Directions: Reproduce exactly the final portion of the data: every line from the one containing "Read all visible content and emit it as JSON." through the last line, inclusive.

---------- Listed records ----------

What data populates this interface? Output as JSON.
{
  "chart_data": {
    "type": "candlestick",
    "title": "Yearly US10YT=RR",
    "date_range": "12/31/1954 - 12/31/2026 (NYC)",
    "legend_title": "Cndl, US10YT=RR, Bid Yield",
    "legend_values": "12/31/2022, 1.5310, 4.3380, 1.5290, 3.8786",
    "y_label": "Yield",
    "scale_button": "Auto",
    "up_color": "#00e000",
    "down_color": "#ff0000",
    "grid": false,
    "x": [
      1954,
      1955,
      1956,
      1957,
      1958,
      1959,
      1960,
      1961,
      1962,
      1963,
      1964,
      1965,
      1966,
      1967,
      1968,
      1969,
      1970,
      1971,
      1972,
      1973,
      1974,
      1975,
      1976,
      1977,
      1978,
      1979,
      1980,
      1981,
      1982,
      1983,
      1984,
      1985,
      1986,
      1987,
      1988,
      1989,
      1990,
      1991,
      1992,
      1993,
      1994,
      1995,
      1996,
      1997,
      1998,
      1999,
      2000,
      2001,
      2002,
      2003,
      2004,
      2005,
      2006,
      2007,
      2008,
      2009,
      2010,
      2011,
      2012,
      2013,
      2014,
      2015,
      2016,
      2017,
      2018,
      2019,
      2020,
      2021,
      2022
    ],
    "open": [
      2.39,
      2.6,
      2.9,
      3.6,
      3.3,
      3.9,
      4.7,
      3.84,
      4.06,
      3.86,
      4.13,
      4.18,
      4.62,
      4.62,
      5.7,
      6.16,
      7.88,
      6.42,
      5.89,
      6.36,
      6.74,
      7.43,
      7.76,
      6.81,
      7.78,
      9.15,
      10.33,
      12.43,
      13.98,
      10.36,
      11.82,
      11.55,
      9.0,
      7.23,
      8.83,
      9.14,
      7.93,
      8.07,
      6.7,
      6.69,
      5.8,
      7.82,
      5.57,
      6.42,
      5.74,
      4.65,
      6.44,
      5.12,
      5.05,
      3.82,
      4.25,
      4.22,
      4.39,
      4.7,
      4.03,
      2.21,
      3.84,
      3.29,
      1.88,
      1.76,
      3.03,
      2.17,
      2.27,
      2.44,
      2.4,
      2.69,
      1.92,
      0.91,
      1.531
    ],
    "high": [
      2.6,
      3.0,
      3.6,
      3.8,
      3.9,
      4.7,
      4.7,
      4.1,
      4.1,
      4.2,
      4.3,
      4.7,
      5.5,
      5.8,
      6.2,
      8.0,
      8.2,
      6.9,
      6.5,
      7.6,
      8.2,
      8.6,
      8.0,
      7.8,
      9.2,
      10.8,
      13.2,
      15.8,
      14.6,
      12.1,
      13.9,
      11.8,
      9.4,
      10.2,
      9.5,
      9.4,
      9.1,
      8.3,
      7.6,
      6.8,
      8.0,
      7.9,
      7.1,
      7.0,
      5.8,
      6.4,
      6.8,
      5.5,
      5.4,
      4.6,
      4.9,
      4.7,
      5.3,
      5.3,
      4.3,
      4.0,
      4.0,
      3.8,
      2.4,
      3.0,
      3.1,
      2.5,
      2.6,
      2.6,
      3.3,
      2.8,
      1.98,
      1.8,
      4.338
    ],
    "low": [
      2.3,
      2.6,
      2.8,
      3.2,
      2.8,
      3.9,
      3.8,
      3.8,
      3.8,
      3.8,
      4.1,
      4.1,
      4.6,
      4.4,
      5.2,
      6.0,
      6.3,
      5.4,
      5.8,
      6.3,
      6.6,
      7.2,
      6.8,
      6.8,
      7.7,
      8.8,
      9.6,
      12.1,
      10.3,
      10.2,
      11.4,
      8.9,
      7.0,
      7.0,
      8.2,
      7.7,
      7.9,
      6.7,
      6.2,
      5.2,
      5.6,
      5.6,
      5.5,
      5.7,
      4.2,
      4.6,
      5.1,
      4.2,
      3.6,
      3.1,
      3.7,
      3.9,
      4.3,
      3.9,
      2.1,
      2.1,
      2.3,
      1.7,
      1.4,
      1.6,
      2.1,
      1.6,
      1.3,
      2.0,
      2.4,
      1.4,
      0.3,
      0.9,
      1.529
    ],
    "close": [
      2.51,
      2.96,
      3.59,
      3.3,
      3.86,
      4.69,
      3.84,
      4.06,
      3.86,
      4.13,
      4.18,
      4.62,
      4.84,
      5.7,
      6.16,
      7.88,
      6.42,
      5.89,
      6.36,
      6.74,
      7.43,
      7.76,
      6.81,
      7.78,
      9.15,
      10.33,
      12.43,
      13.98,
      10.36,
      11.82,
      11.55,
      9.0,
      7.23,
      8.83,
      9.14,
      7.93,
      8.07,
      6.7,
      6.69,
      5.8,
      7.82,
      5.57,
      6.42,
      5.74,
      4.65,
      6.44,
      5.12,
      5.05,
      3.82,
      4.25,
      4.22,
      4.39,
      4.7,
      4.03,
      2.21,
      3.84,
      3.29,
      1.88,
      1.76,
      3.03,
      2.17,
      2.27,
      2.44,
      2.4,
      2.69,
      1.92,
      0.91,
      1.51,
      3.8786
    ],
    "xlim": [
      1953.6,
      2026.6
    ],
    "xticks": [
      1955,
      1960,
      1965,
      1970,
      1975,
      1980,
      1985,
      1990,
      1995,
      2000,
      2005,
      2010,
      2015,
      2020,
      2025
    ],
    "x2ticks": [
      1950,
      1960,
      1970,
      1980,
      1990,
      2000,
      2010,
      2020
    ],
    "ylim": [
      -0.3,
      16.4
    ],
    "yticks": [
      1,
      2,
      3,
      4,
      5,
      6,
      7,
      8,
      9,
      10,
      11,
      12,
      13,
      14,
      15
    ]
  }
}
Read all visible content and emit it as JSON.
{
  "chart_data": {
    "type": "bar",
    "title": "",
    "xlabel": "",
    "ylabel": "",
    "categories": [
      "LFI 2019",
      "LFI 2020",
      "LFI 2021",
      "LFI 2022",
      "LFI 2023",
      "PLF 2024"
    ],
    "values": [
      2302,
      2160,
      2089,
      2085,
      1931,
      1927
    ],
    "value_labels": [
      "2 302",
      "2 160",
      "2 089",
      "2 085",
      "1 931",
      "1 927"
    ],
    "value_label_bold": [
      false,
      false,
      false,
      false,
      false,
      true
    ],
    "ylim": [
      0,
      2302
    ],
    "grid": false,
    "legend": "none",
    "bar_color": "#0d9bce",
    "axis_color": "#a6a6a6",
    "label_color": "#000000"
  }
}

----------

Reply to the exercise:
Read all visible content and emit it as JSON.
{
  "chart_data": {
    "type": "bar",
    "title": "",
    "xlabel": "",
    "ylabel": "",
    "categories": [
      "LFI 2019",
      "LFI 2020",
      "LFI 2021",
      "LFI 2022",
      "LFI 2023",
      "PLF 2024"
    ],
    "values": [
      2302,
      2160,
      2089,
      2085,
      1931,
      1927
    ],
    "value_labels": [
      "2 302",
      "2 160",
      "2 089",
      "2 085",
      "1 931",
      "1 927"
    ],
    "value_label_bold": [
      false,
      false,
      false,
      false,
      false,
      true
    ],
    "ylim": [
      0,
      2302
    ],
    "grid": false,
    "legend": "none",
    "bar_color": "#0d9bce",
    "axis_color": "#a6a6a6",
    "label_color": "#000000"
  }
}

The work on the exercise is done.